Data for this exercise >>
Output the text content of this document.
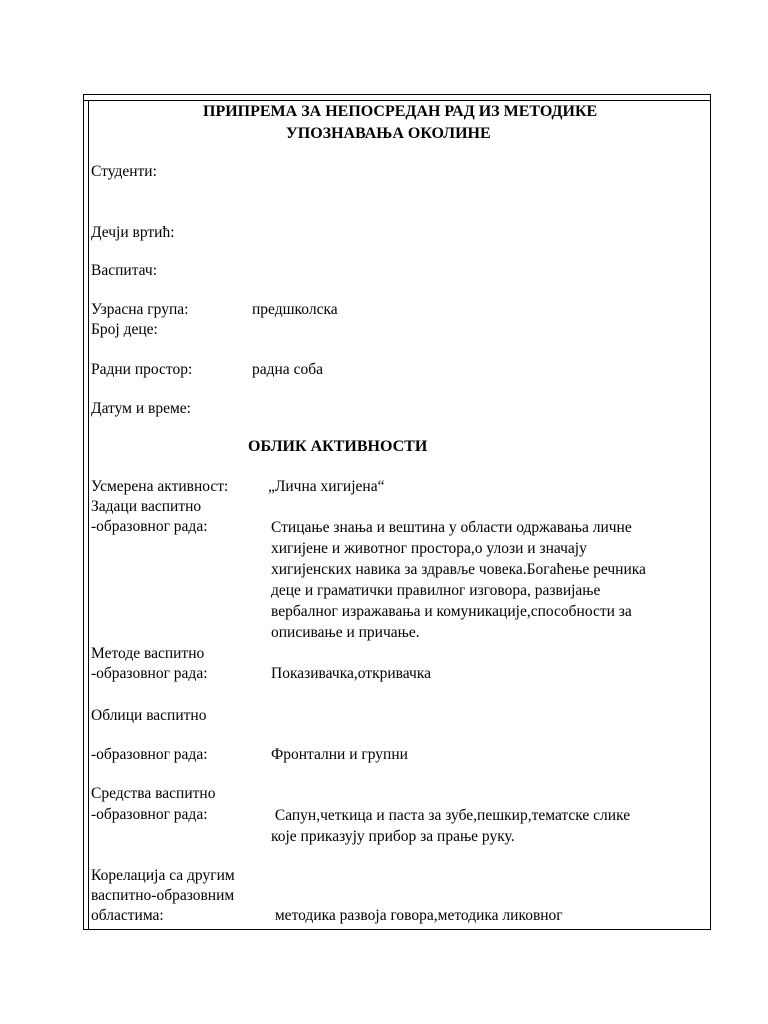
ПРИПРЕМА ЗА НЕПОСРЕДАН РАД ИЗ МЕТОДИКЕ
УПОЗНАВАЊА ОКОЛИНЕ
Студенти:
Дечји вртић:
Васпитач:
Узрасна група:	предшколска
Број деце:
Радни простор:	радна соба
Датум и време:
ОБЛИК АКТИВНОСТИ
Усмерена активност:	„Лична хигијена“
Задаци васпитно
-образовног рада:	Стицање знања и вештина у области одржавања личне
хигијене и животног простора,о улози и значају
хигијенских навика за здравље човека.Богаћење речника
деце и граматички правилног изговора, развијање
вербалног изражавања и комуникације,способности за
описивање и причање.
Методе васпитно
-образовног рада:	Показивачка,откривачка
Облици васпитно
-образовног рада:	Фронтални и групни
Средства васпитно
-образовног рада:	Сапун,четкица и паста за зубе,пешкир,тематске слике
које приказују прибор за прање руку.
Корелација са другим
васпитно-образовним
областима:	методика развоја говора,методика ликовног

Problem details >> The pictures should not appear in the copy; every other part of the records above must be returned exactly.

Completed task >>
Output the text content of this document.
ПРИПРЕМА ЗА НЕПОСРЕДАН РАД ИЗ МЕТОДИКЕ
УПОЗНАВАЊА ОКОЛИНЕ
Студенти:
Дечји вртић:
Васпитач:
Узрасна група:	предшколска
Број деце:
Радни простор:	радна соба
Датум и време:
ОБЛИК АКТИВНОСТИ
Усмерена активност:	„Лична хигијена“
Задаци васпитно
-образовног рада:	Стицање знања и вештина у области одржавања личне
хигијене и животног простора,о улози и значају
хигијенских навика за здравље човека.Богаћење речника
деце и граматички правилног изговора, развијање
вербалног изражавања и комуникације,способности за
описивање и причање.
Методе васпитно
-образовног рада:	Показивачка,откривачка
Облици васпитно
-образовног рада:	Фронтални и групни
Средства васпитно
-образовног рада:	Сапун,четкица и паста за зубе,пешкир,тематске слике
које приказују прибор за прање руку.
Корелација са другим
васпитно-образовним
областима:	методика развоја говора,методика ликовног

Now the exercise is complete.